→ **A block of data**
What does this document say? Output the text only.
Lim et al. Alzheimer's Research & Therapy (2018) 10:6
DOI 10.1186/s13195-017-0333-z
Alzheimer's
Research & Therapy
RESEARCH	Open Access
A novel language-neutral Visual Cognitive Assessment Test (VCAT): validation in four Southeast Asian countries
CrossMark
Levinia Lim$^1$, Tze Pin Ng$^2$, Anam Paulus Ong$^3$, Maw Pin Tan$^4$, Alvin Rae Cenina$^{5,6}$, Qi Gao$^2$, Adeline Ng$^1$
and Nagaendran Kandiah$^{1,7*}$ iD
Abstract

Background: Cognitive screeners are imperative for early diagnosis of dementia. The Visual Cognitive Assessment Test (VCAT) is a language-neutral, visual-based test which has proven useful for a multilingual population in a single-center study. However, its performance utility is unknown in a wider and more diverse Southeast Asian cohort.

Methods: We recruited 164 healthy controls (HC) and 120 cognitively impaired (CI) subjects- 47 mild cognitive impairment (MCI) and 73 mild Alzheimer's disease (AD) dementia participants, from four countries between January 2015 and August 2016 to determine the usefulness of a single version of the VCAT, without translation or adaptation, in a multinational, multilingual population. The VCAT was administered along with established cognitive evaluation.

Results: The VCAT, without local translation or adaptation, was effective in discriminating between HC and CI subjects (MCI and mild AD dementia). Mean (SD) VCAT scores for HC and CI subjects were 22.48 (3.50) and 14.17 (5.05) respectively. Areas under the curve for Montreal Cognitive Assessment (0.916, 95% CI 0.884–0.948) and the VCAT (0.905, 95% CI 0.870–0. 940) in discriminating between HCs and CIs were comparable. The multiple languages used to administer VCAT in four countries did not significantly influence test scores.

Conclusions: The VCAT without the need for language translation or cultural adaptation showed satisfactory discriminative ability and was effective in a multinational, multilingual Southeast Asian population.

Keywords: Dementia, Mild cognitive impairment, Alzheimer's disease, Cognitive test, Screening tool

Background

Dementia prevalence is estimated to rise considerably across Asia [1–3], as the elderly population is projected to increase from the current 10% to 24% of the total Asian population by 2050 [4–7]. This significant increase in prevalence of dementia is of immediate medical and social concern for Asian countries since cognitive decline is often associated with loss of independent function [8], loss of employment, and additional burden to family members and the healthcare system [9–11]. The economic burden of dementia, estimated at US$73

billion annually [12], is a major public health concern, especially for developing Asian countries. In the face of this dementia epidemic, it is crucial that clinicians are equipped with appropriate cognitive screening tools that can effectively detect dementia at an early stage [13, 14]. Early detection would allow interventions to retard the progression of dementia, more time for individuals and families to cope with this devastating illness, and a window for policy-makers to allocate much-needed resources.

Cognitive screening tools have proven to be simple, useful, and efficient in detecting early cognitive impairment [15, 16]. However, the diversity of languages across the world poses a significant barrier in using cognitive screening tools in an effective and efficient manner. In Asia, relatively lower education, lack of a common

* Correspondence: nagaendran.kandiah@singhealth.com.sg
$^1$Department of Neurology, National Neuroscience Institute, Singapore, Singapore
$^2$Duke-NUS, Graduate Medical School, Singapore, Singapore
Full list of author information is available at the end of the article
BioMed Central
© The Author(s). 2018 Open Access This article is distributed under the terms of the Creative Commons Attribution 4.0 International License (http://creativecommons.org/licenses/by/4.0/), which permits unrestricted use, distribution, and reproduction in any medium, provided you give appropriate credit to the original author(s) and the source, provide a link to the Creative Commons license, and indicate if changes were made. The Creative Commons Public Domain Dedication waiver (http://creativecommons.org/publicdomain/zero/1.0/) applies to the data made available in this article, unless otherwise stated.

→ **What to produce**
From the data above, gather every line that includes the word "Therapy".

→ **Answer to the problem**
Lim et al. Alzheimer's Research & Therapy (2018) 10:6
Research & Therapy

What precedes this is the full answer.